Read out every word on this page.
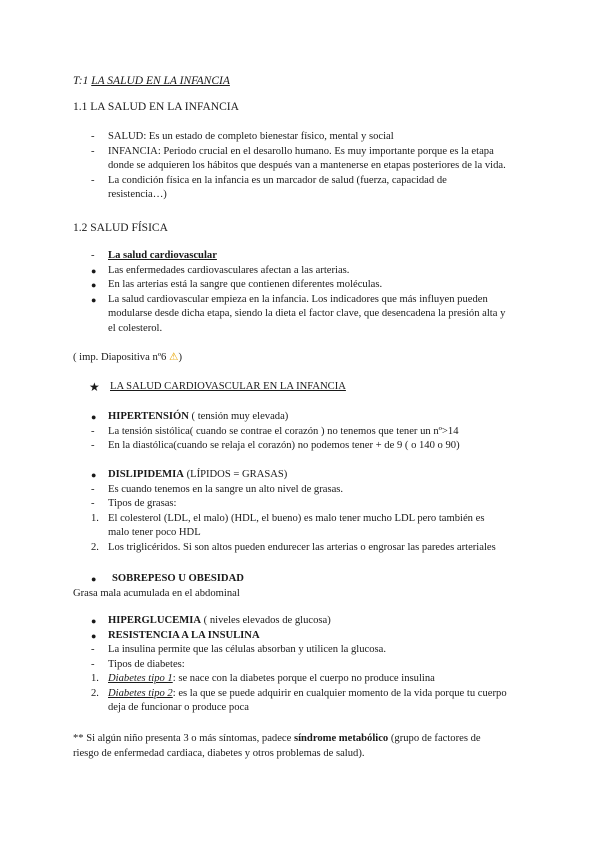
T:1 LA SALUD EN LA INFANCIA
1.1 LA SALUD EN LA INFANCIA
-	SALUD: Es un estado de completo bienestar físico, mental y social
-	INFANCIA: Periodo crucial en el desarollo humano. Es muy importante porque es la etapa
donde se adquieren los hábitos que después van a mantenerse en etapas posteriores de la vida.
-	La condición física en la infancia es un marcador de salud (fuerza, capacidad de
resistencia…)
1.2 SALUD FÍSICA
-	La salud cardiovascular
●	Las enfermedades cardiovasculares afectan a las arterias.
●	En las arterias está la sangre que contienen diferentes moléculas.
●	La salud cardiovascular empieza en la infancia. Los indicadores que más influyen pueden
modularse desde dicha etapa, siendo la dieta el factor clave, que desencadena la presión alta y
el colesterol.
( imp. Diapositiva nº6 ⚠)
★ LA SALUD CARDIOVASCULAR EN LA INFANCIA
●	HIPERTENSIÓN ( tensión muy elevada)
-	La tensión sistólica( cuando se contrae el corazón ) no tenemos que tener un nº>14
-	En la diastólica(cuando se relaja el corazón) no podemos tener + de 9 ( o 140 o 90)
●	DISLIPIDEMIA (LÍPIDOS = GRASAS)
-	Es cuando tenemos en la sangre un alto nivel de grasas.
-	Tipos de grasas:
1. El colesterol (LDL, el malo) (HDL, el bueno) es malo tener mucho LDL pero también es
malo tener poco HDL
2. Los triglicéridos. Si son altos pueden endurecer las arterias o engrosar las paredes arteriales
●	SOBREPESO U OBESIDAD
Grasa mala acumulada en el abdominal
●	HIPERGLUCEMIA ( niveles elevados de glucosa)
●	RESISTENCIA A LA INSULINA
-	La insulina permite que las células absorban y utilicen la glucosa.
-	Tipos de diabetes:
1. Diabetes tipo 1: se nace con la diabetes porque el cuerpo no produce insulina
2. Diabetes tipo 2: es la que se puede adquirir en cualquier momento de la vida porque tu cuerpo
deja de funcionar o produce poca
** Si algún niño presenta 3 o más síntomas, padece síndrome metabólico (grupo de factores de
riesgo de enfermedad cardiaca, diabetes y otros problemas de salud).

> [Given task]
Quote every record above exactly, omitting any pictures they contain.

> [Response to the task]
Read out every word on this page.
T:1 LA SALUD EN LA INFANCIA
1.1 LA SALUD EN LA INFANCIA
-	SALUD: Es un estado de completo bienestar físico, mental y social
-	INFANCIA: Periodo crucial en el desarollo humano. Es muy importante porque es la etapa
donde se adquieren los hábitos que después van a mantenerse en etapas posteriores de la vida.
-	La condición física en la infancia es un marcador de salud (fuerza, capacidad de
resistencia…)
1.2 SALUD FÍSICA
-	La salud cardiovascular
●	Las enfermedades cardiovasculares afectan a las arterias.
●	En las arterias está la sangre que contienen diferentes moléculas.
●	La salud cardiovascular empieza en la infancia. Los indicadores que más influyen pueden
modularse desde dicha etapa, siendo la dieta el factor clave, que desencadena la presión alta y
el colesterol.
( imp. Diapositiva nº6 ⚠)
★ LA SALUD CARDIOVASCULAR EN LA INFANCIA
●	HIPERTENSIÓN ( tensión muy elevada)
-	La tensión sistólica( cuando se contrae el corazón ) no tenemos que tener un nº>14
-	En la diastólica(cuando se relaja el corazón) no podemos tener + de 9 ( o 140 o 90)
●	DISLIPIDEMIA (LÍPIDOS = GRASAS)
-	Es cuando tenemos en la sangre un alto nivel de grasas.
-	Tipos de grasas:
1. El colesterol (LDL, el malo) (HDL, el bueno) es malo tener mucho LDL pero también es
malo tener poco HDL
2. Los triglicéridos. Si son altos pueden endurecer las arterias o engrosar las paredes arteriales
●	SOBREPESO U OBESIDAD
Grasa mala acumulada en el abdominal
●	HIPERGLUCEMIA ( niveles elevados de glucosa)
●	RESISTENCIA A LA INSULINA
-	La insulina permite que las células absorban y utilicen la glucosa.
-	Tipos de diabetes:
1. Diabetes tipo 1: se nace con la diabetes porque el cuerpo no produce insulina
2. Diabetes tipo 2: es la que se puede adquirir en cualquier momento de la vida porque tu cuerpo
deja de funcionar o produce poca
** Si algún niño presenta 3 o más síntomas, padece síndrome metabólico (grupo de factores de
riesgo de enfermedad cardiaca, diabetes y otros problemas de salud).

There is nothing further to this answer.